**Problem to work on**
Retype the data below without altering anything.

**Provided data**
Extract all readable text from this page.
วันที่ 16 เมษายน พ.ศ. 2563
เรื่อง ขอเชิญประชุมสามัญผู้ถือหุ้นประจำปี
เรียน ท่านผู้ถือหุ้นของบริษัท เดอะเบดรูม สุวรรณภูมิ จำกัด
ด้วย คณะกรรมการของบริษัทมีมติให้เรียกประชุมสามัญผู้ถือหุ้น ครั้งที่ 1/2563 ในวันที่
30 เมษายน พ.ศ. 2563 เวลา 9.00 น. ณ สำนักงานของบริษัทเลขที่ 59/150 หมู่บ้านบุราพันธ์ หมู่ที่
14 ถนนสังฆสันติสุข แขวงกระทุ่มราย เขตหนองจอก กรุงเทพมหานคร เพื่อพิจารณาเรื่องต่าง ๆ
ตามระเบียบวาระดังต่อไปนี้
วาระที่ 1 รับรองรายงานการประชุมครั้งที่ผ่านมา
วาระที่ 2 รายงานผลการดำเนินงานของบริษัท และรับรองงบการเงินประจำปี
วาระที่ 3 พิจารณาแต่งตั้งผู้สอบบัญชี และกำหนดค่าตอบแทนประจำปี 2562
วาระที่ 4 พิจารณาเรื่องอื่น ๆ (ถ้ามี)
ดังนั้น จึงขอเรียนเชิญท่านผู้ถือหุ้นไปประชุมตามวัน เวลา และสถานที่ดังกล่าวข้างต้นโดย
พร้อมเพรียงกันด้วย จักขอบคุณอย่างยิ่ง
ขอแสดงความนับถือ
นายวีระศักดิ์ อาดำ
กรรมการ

**Exercise solution**
Extract all readable text from this page.
วันที่ 16 เมษายน พ.ศ. 2563
เรื่อง ขอเชิญประชุมสามัญผู้ถือหุ้นประจำปี
เรียน ท่านผู้ถือหุ้นของบริษัท เดอะเบดรูม สุวรรณภูมิ จำกัด
ด้วย คณะกรรมการของบริษัทมีมติให้เรียกประชุมสามัญผู้ถือหุ้น ครั้งที่ 1/2563 ในวันที่
30 เมษายน พ.ศ. 2563 เวลา 9.00 น. ณ สำนักงานของบริษัทเลขที่ 59/150 หมู่บ้านบุราพันธ์ หมู่ที่
14 ถนนสังฆสันติสุข แขวงกระทุ่มราย เขตหนองจอก กรุงเทพมหานคร เพื่อพิจารณาเรื่องต่าง ๆ
ตามระเบียบวาระดังต่อไปนี้
วาระที่ 1 รับรองรายงานการประชุมครั้งที่ผ่านมา
วาระที่ 2 รายงานผลการดำเนินงานของบริษัท และรับรองงบการเงินประจำปี
วาระที่ 3 พิจารณาแต่งตั้งผู้สอบบัญชี และกำหนดค่าตอบแทนประจำปี 2562
วาระที่ 4 พิจารณาเรื่องอื่น ๆ (ถ้ามี)
ดังนั้น จึงขอเรียนเชิญท่านผู้ถือหุ้นไปประชุมตามวัน เวลา และสถานที่ดังกล่าวข้างต้นโดย
พร้อมเพรียงกันด้วย จักขอบคุณอย่างยิ่ง
ขอแสดงความนับถือ
นายวีระศักดิ์ อาดำ
กรรมการ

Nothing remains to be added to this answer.